→ **Supplied data**
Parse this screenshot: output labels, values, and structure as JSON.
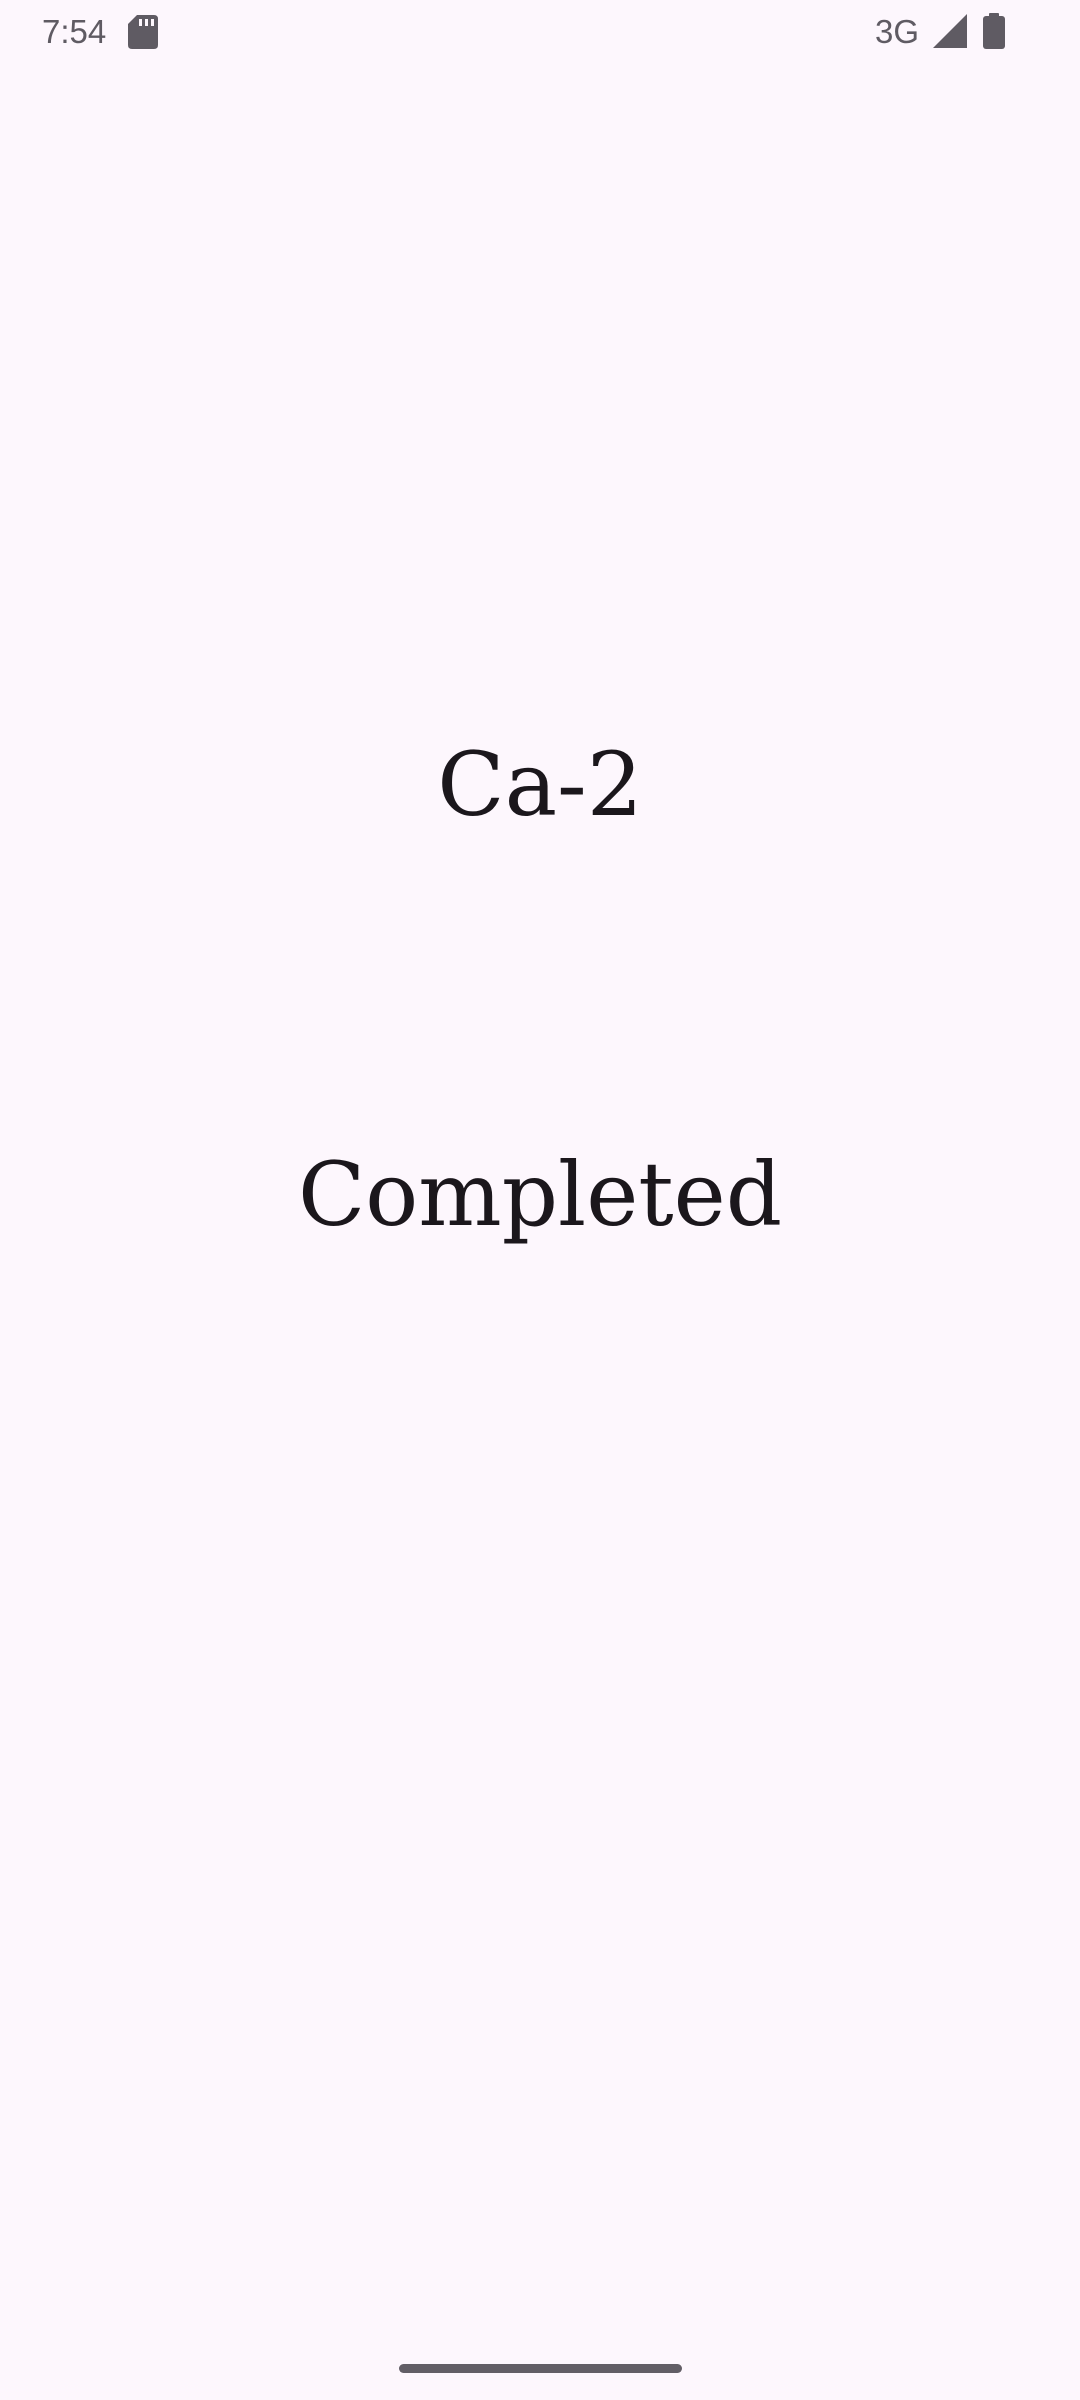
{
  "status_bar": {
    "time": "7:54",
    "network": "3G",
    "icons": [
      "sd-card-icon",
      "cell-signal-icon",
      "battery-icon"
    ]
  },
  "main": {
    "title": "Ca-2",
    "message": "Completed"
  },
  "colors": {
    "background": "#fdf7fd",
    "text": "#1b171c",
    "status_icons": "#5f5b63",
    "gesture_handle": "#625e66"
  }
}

→ **Your instructions**
Set down the records in full and exactly. Do not carry over any image.

→ **Exercise answer**
Parse this screenshot: output labels, values, and structure as JSON.
{
  "status_bar": {
    "time": "7:54",
    "network": "3G",
    "icons": [
      "sd-card-icon",
      "cell-signal-icon",
      "battery-icon"
    ]
  },
  "main": {
    "title": "Ca-2",
    "message": "Completed"
  },
  "colors": {
    "background": "#fdf7fd",
    "text": "#1b171c",
    "status_icons": "#5f5b63",
    "gesture_handle": "#625e66"
  }
}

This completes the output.